■ What you are asked to do
How many lines in the records below contain the word "JSON"? Give only the number.

-- BEGIN Input for this task --

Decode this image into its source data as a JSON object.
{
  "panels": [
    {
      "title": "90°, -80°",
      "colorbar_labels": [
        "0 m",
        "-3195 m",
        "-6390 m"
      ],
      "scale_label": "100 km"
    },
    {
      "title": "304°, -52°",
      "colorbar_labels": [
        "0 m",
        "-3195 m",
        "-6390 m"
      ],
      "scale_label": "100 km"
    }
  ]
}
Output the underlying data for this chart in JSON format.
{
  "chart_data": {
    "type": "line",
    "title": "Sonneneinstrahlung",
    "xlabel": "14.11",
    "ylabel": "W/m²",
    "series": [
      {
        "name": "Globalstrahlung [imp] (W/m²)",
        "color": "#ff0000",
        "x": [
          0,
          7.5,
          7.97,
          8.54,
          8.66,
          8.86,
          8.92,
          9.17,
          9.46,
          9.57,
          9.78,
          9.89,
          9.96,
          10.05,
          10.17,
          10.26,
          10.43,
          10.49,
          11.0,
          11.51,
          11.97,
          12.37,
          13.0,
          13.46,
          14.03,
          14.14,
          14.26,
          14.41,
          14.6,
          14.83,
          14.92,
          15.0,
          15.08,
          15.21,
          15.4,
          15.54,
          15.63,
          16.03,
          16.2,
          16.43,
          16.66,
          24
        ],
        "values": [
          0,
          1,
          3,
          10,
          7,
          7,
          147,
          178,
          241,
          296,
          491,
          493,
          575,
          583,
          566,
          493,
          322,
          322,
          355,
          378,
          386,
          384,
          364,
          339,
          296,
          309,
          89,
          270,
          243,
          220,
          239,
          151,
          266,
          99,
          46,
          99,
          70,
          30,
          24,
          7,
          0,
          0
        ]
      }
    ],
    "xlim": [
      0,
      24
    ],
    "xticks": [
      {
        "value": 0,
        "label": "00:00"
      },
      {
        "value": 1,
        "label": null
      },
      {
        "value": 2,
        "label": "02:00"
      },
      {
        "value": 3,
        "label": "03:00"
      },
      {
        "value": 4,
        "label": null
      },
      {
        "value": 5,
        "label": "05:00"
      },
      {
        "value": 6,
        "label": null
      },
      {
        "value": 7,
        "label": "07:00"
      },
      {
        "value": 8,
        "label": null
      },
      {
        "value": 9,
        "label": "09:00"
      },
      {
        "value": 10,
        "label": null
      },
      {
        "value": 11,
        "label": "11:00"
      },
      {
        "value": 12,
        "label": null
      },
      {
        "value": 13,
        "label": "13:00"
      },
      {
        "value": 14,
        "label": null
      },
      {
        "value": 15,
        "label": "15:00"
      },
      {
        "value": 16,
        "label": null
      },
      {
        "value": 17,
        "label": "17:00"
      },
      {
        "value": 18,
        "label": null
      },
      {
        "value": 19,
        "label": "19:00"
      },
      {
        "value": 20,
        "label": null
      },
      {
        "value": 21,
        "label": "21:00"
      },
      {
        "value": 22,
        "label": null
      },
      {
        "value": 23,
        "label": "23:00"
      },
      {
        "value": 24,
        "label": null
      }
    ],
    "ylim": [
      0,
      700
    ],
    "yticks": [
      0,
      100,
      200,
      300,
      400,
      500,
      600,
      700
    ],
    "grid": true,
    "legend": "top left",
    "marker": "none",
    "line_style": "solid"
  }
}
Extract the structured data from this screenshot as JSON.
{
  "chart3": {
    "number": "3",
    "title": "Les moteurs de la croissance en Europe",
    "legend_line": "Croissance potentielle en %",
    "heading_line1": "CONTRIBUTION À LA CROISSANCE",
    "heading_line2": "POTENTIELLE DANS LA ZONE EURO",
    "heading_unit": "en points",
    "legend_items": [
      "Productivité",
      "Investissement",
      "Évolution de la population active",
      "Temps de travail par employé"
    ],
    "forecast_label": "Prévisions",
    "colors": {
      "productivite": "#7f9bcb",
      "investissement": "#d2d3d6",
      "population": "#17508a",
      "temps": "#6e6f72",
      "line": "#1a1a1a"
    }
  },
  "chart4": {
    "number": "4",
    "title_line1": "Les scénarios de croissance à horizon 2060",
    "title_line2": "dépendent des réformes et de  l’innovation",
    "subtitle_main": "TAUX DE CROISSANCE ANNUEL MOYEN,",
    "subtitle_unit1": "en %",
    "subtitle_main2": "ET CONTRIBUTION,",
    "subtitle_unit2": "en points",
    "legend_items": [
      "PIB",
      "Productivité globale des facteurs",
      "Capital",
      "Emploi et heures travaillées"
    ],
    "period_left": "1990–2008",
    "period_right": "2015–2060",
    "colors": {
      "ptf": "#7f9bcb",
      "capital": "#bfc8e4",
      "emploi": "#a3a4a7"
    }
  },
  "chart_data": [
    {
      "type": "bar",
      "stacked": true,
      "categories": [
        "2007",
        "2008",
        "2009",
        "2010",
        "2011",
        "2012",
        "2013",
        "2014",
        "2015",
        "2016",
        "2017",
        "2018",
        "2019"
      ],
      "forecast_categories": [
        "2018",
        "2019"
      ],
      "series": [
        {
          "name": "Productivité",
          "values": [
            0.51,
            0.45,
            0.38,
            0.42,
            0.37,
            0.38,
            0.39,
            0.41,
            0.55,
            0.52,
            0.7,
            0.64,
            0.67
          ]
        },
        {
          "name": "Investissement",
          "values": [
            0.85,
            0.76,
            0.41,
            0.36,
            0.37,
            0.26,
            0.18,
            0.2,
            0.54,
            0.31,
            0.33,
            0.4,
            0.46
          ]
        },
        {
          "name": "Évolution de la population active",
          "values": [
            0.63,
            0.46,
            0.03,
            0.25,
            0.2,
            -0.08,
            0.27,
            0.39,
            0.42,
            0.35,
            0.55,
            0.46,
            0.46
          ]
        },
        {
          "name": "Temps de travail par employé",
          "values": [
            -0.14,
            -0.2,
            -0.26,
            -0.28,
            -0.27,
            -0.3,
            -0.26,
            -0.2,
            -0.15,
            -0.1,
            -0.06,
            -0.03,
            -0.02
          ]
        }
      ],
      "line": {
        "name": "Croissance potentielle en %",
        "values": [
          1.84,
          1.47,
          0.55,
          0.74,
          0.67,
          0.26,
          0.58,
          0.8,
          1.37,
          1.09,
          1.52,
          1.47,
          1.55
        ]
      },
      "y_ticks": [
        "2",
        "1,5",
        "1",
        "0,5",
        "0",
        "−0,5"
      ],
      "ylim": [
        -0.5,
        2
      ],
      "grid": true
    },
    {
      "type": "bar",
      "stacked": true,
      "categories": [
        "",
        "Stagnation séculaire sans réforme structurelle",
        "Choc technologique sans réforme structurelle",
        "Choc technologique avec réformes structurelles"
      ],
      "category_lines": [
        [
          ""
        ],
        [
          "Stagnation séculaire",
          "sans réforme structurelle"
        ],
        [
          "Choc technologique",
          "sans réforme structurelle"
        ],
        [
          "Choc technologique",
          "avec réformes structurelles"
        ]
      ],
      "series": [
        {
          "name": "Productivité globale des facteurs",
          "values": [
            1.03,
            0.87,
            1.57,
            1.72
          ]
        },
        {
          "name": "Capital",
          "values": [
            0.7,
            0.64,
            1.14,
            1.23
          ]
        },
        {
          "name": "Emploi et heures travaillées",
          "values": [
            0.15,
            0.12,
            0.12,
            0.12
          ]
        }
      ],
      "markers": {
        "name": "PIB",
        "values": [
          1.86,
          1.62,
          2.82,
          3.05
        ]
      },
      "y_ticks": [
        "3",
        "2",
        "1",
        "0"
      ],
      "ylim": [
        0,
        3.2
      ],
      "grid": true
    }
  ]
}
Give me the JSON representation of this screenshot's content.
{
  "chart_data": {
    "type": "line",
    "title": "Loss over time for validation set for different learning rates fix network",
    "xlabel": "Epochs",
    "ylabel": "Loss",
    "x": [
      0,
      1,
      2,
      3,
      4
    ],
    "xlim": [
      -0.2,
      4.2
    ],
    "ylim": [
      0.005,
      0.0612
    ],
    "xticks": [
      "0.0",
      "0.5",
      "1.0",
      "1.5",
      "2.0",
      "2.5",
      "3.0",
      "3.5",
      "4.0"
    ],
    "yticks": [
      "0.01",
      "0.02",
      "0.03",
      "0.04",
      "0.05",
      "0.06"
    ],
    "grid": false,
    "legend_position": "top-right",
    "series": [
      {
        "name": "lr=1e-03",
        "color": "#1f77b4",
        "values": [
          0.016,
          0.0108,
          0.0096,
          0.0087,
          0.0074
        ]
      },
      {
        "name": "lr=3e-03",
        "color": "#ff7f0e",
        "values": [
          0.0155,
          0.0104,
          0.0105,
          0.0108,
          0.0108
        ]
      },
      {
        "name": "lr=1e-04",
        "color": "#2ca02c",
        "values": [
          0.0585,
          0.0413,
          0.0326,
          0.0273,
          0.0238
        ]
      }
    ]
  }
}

-- END Input for this task --

■ Answer to this problem
4